The exercise: Extract every line where the string "许丽负责编写" appears.

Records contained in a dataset
•••••

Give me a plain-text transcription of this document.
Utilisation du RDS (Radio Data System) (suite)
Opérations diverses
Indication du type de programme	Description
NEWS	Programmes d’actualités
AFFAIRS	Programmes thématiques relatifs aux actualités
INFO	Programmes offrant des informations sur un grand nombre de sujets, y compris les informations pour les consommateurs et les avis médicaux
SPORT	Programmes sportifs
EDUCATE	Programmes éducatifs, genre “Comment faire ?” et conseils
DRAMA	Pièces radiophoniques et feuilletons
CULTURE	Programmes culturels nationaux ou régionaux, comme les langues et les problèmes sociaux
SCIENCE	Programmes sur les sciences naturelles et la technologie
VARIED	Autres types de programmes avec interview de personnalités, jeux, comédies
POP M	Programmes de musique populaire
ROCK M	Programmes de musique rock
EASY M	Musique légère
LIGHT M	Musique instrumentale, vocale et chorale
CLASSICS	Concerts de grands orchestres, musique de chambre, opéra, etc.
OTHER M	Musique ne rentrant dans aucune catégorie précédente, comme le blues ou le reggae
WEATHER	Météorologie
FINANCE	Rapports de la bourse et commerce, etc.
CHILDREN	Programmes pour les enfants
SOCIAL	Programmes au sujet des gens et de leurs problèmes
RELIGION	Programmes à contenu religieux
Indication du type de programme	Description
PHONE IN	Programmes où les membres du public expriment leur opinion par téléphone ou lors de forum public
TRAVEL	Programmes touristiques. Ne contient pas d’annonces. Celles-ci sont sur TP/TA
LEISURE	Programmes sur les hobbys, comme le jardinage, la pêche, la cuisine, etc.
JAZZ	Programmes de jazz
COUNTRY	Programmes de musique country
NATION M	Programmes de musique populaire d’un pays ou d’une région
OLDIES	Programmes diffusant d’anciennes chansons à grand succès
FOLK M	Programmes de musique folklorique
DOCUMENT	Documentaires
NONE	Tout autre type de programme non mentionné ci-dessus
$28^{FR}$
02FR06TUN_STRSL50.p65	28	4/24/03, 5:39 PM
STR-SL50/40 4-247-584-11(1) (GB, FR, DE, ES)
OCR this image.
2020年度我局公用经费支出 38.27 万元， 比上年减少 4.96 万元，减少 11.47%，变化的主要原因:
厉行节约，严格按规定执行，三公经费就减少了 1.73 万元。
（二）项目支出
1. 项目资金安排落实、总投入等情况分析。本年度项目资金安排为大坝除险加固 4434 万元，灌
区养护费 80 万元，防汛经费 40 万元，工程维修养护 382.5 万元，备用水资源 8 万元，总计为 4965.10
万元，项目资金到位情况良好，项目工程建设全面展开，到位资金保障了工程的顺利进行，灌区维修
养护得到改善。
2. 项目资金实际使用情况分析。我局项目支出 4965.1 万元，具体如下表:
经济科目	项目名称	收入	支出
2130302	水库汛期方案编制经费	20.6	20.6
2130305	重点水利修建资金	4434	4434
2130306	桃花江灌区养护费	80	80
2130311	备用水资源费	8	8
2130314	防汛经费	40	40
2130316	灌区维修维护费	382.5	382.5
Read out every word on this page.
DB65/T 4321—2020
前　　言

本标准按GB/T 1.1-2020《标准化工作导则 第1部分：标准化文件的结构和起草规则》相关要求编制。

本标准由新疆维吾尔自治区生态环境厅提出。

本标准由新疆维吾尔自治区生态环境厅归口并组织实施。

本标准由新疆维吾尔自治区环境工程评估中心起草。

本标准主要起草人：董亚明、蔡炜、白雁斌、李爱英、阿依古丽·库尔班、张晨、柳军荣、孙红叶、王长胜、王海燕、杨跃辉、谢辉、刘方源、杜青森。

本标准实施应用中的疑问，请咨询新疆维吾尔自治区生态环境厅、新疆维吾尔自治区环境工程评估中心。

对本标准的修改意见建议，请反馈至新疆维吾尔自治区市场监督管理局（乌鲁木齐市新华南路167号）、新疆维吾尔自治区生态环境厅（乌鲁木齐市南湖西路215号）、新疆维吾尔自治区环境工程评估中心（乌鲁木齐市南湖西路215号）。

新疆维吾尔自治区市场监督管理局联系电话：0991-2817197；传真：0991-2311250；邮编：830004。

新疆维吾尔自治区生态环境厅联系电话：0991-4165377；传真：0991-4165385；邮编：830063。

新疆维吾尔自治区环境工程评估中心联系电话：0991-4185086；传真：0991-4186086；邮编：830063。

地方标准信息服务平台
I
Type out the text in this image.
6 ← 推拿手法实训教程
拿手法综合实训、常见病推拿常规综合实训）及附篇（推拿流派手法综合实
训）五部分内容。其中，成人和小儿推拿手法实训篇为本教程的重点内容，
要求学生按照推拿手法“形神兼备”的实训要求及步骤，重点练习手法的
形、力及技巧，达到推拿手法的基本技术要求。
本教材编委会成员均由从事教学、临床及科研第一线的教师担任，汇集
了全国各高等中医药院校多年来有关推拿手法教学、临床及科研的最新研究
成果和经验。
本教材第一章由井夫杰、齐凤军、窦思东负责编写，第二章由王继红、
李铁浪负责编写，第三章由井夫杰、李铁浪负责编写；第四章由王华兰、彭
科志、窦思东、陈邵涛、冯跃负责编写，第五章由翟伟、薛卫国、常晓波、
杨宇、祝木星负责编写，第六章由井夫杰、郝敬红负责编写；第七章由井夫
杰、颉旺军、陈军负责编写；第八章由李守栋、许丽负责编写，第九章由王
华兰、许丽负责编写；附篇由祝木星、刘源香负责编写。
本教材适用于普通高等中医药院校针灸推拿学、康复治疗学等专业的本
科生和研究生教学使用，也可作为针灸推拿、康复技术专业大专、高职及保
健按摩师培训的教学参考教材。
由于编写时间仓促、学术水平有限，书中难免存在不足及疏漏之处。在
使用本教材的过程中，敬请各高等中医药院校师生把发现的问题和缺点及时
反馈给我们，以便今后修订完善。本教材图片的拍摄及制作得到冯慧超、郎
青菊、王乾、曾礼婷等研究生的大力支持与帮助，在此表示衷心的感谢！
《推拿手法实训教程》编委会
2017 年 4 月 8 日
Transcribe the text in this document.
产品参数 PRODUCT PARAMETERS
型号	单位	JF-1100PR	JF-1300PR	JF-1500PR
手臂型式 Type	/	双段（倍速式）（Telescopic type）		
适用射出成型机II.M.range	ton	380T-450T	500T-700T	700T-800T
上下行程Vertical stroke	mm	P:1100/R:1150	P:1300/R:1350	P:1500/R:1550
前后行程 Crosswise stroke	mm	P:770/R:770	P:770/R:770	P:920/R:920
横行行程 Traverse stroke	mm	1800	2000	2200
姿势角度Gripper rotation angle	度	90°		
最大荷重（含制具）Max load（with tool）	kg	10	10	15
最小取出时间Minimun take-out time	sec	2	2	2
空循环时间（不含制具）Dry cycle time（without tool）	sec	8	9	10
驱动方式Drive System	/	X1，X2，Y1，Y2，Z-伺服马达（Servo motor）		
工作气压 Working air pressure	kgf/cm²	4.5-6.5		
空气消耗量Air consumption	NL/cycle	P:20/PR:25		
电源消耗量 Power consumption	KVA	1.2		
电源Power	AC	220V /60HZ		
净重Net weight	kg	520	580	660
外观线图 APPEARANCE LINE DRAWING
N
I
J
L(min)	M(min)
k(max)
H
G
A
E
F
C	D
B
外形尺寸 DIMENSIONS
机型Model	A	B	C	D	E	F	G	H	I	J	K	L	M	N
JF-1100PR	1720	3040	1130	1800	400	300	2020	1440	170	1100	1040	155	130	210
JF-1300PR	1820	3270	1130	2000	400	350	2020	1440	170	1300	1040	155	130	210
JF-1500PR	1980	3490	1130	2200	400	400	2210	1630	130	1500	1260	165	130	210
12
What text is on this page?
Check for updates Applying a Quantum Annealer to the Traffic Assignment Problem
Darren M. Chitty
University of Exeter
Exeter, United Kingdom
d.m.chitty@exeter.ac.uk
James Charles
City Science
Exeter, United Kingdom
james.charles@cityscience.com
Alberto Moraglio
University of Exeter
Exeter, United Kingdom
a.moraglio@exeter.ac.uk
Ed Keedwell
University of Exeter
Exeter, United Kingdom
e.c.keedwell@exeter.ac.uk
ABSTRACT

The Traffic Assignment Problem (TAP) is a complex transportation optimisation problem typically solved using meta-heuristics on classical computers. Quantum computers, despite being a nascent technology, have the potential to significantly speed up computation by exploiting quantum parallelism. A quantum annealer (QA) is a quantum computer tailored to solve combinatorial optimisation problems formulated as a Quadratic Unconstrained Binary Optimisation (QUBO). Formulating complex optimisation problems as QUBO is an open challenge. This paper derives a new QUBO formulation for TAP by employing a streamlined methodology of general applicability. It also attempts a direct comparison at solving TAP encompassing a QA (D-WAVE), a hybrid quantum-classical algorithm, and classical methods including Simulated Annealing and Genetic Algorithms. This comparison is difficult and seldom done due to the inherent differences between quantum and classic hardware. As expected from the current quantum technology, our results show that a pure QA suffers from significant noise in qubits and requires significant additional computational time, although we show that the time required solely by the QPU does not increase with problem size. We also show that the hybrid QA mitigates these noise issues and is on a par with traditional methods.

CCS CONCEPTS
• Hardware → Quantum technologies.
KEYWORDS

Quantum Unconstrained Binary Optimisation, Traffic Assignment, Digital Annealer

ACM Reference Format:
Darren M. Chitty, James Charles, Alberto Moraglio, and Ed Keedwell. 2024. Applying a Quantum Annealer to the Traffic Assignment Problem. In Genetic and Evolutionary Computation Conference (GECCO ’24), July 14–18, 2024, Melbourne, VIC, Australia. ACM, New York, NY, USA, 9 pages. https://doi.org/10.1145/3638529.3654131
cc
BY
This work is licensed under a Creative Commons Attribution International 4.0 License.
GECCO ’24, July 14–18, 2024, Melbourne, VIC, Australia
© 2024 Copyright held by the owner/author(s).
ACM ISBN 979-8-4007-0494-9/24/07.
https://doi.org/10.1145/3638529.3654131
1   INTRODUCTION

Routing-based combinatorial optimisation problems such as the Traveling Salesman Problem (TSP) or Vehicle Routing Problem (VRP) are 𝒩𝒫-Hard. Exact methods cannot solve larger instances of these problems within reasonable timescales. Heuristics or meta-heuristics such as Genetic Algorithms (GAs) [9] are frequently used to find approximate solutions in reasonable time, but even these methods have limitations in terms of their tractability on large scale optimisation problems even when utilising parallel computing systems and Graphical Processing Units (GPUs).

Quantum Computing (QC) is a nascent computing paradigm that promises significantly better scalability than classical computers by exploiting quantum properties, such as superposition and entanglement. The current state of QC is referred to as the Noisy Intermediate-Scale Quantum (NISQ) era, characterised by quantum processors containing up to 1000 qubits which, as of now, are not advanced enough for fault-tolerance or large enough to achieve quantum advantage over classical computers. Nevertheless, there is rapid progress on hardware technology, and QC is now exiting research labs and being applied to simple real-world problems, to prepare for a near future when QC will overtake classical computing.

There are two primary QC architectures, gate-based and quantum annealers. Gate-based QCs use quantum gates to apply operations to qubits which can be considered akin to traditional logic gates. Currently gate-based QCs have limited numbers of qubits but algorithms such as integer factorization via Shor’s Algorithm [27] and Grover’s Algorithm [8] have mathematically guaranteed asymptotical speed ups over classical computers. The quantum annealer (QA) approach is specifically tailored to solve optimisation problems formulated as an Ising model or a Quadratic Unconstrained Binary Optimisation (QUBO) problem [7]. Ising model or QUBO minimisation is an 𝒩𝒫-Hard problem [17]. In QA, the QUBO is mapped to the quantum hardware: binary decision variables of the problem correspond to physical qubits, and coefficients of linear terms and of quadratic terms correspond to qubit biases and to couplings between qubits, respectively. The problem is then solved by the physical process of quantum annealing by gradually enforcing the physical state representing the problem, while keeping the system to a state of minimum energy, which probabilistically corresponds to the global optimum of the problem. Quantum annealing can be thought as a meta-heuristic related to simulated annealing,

•••••

Exercise answer:
杰、颉旺军、陈军负责编写；第八章由李守栋、许丽负责编写，第九章由王
华兰、许丽负责编写；附篇由祝木星、刘源香负责编写。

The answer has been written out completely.